Written problem:
Set down word for word the part of the passage on the Army of the Danube that begins at "The Army of the" and ends after "the Second Coalition.".

Given text:
☆ ☆ ☆ ☆ ☆ ☆ ☆

The Army of the Danube was a field army of the French First Republic. Originally named the Army of Observation, it was expanded with elements of the Army of Mainz (Mayence) and the Army of Helvetia (Switzerland). The army had three divisions plus an advance guard, a reserve, and an artillery park. The artillery park was under the command of Jean Ambroise Baston de Lariboisière and consisted of 33 cannons and 19 howitzers operated by 1,329 non-commissioned officers and cannoneers as well as 60 officers. There were approximately 25,000 members of the Army, the role of which was to invade southwestern Germany, precipitating the War of the Second Coalition.

The Army crossed the Rhine River on 1 March 1799 under the command of Jean-Baptiste Jourdan, in the order of battle below. As elements crossed the Rhine, they took the name "Army of the Danube". The crossing was completed by 7 March. After passing through the Black Forest, the Army fought two battles in quick succession, the Battle of Ostrach, on 20–21 March, and Stockach, on 25–26 March. It suffered badly in both engagements and, following the action at Stockach, withdrew to the Black Forest. Jourdan established his headquarters at Hornberg, and the Reserve cavalry and the cavalry of the Advance Guard quartered near Offenburg, where the horses could find better forage.

Initially, the Army included six future Marshals of France: its commander-in-chief, Jourdan; François Joseph Lefebvre; Jean-Baptiste Drouet; Laurent de Gouvion Saint-Cyr; Gabriel Jean Joseph Molitor; and Édouard Adolphe Casimir Joseph Mortier. After the defeat at Ostrach, the Army was reorganized and command shifted to another future marshal, André Masséna. Under Masséna's command, elements of the army participated in skirmishes in Switzerland, the eleven-hour Battle of Winterthur and the First and Second Battles of Zürich. The Army was disbanded in November 1799 and its units dispersed among other French field armies by mid-December.

☆ ☆ ☆ ☆ ☆ ☆ ☆

Extracted data:
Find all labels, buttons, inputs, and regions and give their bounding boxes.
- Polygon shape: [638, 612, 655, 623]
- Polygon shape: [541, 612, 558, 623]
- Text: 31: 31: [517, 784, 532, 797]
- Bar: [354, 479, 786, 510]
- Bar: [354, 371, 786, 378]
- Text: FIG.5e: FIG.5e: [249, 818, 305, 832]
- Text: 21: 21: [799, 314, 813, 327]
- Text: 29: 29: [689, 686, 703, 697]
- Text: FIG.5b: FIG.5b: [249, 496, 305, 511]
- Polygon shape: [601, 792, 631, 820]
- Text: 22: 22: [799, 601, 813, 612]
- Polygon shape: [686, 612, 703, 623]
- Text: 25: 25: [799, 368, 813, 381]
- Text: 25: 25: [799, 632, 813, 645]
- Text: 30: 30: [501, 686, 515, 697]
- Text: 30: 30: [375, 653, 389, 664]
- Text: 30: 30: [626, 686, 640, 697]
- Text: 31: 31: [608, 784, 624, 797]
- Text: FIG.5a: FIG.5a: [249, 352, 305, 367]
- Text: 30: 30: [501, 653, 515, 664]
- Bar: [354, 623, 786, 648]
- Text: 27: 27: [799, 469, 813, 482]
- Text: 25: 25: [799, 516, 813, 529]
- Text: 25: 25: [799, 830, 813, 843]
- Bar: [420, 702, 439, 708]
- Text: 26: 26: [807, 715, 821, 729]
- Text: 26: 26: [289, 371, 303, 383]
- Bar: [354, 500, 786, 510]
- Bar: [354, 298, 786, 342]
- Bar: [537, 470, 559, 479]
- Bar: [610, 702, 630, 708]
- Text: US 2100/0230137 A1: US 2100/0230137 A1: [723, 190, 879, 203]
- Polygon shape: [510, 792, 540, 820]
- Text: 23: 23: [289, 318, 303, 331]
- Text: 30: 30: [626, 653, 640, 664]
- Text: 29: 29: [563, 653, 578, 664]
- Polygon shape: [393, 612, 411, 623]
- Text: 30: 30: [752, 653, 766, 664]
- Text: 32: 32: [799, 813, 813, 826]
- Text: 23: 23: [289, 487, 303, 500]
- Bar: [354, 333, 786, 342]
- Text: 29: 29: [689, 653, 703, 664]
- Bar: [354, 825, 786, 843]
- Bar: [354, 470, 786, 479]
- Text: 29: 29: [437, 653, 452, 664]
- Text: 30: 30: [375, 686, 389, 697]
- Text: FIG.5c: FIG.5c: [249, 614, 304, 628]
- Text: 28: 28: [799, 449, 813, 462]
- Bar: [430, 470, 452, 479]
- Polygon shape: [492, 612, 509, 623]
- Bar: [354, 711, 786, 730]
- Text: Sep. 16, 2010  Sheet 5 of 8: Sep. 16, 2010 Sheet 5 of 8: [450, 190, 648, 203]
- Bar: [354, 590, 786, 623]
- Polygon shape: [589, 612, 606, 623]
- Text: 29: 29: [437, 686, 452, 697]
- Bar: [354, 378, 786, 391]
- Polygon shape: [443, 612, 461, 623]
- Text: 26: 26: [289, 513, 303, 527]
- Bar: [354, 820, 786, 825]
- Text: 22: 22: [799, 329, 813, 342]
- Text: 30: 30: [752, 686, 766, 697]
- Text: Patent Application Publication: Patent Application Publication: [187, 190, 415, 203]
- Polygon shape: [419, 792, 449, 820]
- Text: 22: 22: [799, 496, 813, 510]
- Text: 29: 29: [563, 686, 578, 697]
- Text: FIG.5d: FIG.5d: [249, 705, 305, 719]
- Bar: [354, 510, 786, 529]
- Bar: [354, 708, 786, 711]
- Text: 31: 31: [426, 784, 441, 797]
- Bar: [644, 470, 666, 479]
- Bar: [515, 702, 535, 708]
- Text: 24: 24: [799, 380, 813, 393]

☆ ☆ ☆ ☆ ☆ ☆ ☆

Problem solution:
The Army of the Danube was a field army of the French First Republic. Originally named the Army of Observation, it was expanded with elements of the Army of Mainz (Mayence) and the Army of Helvetia (Switzerland). The army had three divisions plus an advance guard, a reserve, and an artillery park. The artillery park was under the command of Jean Ambroise Baston de Lariboisière and consisted of 33 cannons and 19 howitzers operated by 1,329 non-commissioned officers and cannoneers as well as 60 officers. There were approximately 25,000 members of the Army, the role of which was to invade southwestern Germany, precipitating the War of the Second Coalition.